### What to do:
Exclude the pictures and return every line exactly as written.

** begin Material to process **

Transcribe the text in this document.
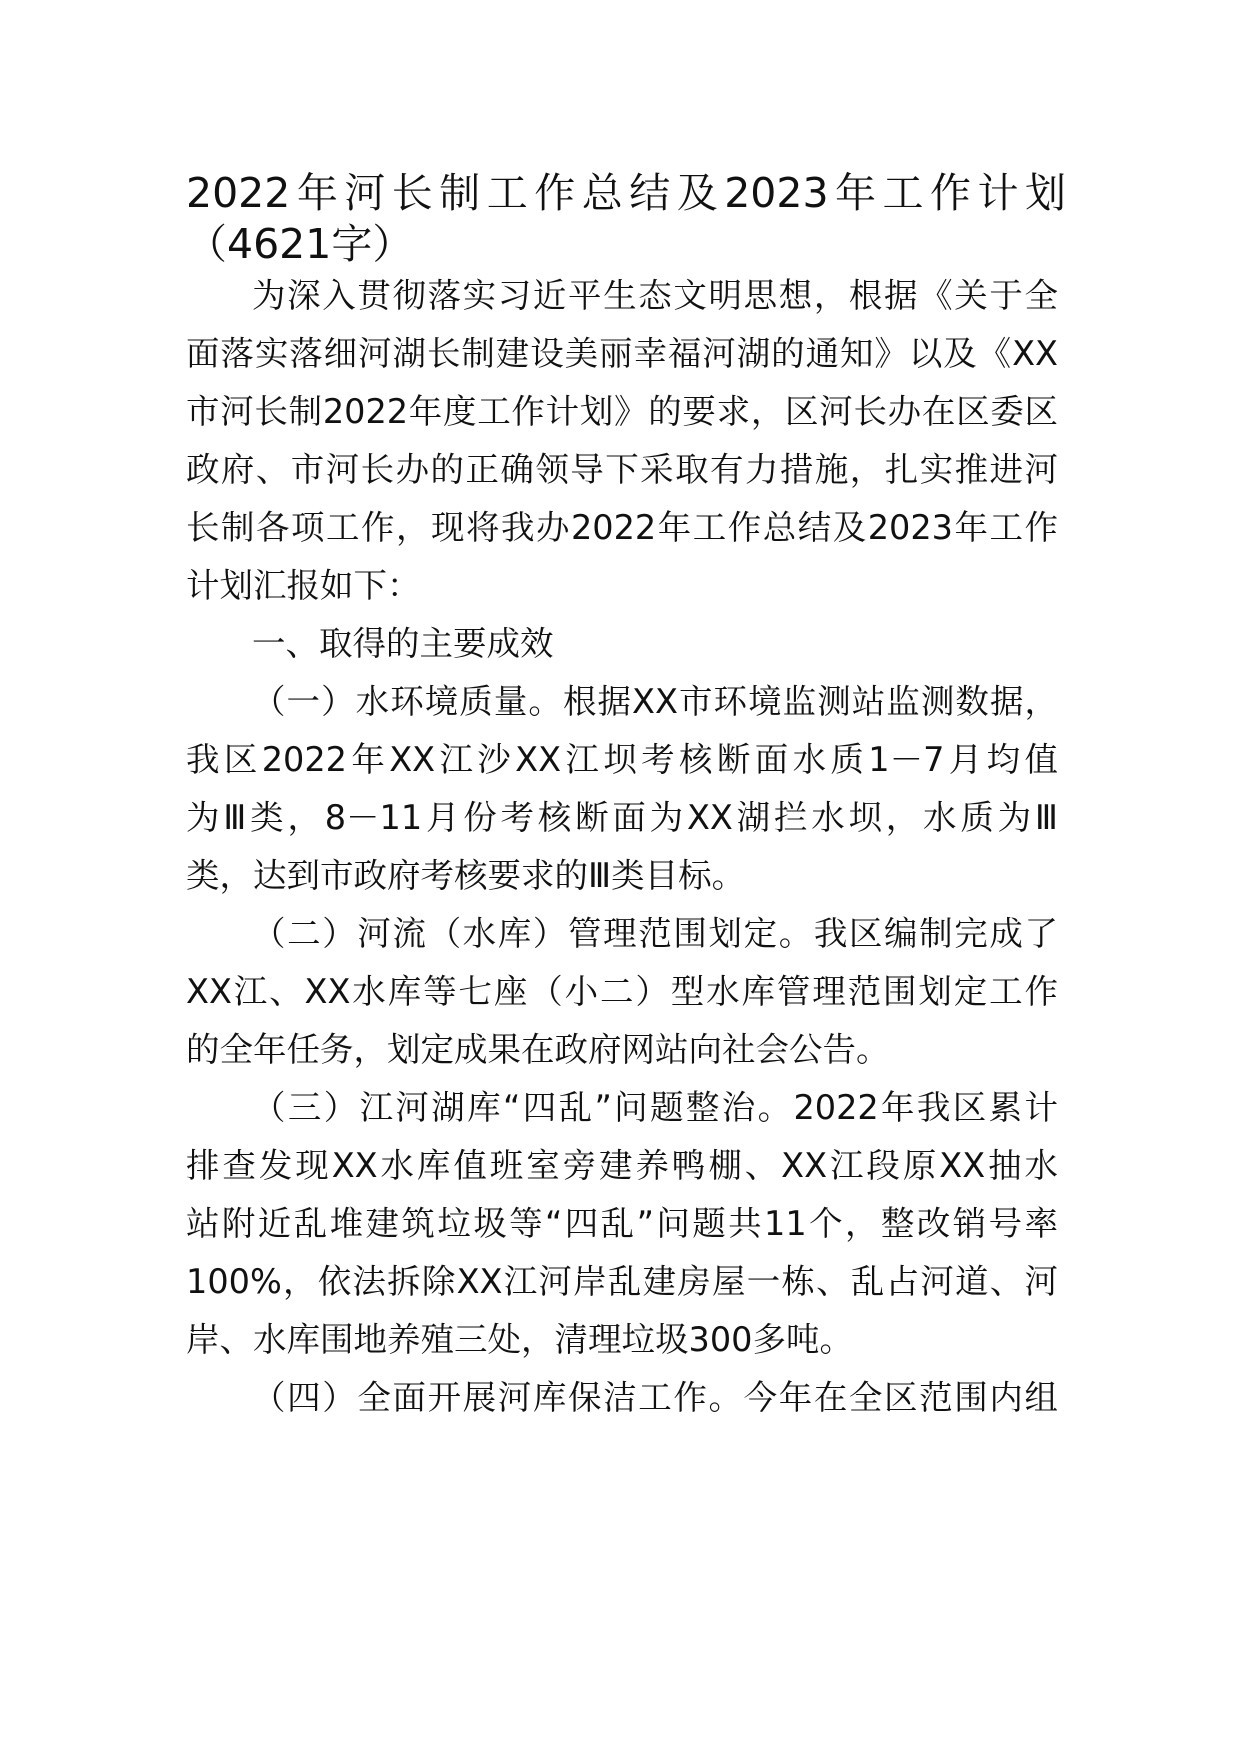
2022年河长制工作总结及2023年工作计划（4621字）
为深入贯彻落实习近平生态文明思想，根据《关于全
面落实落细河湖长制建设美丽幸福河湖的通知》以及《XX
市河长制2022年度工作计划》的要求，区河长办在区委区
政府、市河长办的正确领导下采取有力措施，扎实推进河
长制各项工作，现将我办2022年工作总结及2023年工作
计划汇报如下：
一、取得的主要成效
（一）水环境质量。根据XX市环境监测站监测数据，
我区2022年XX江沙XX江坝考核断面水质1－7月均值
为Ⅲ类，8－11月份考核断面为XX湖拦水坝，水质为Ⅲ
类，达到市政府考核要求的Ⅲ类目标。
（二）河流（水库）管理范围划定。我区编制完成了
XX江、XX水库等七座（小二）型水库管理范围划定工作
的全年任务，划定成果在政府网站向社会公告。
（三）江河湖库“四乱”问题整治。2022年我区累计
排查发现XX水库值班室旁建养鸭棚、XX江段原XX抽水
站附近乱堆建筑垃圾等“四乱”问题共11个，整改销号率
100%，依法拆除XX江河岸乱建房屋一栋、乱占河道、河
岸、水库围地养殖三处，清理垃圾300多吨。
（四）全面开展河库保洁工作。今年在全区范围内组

** end Material to process **

### The reply:
Transcribe the text in this document.
2022年河长制工作总结及2023年工作计划（4621字）
为深入贯彻落实习近平生态文明思想，根据《关于全
面落实落细河湖长制建设美丽幸福河湖的通知》以及《XX
市河长制2022年度工作计划》的要求，区河长办在区委区
政府、市河长办的正确领导下采取有力措施，扎实推进河
长制各项工作，现将我办2022年工作总结及2023年工作
计划汇报如下：
一、取得的主要成效
（一）水环境质量。根据XX市环境监测站监测数据，
我区2022年XX江沙XX江坝考核断面水质1－7月均值
为Ⅲ类，8－11月份考核断面为XX湖拦水坝，水质为Ⅲ
类，达到市政府考核要求的Ⅲ类目标。
（二）河流（水库）管理范围划定。我区编制完成了
XX江、XX水库等七座（小二）型水库管理范围划定工作
的全年任务，划定成果在政府网站向社会公告。
（三）江河湖库“四乱”问题整治。2022年我区累计
排查发现XX水库值班室旁建养鸭棚、XX江段原XX抽水
站附近乱堆建筑垃圾等“四乱”问题共11个，整改销号率
100%，依法拆除XX江河岸乱建房屋一栋、乱占河道、河
岸、水库围地养殖三处，清理垃圾300多吨。
（四）全面开展河库保洁工作。今年在全区范围内组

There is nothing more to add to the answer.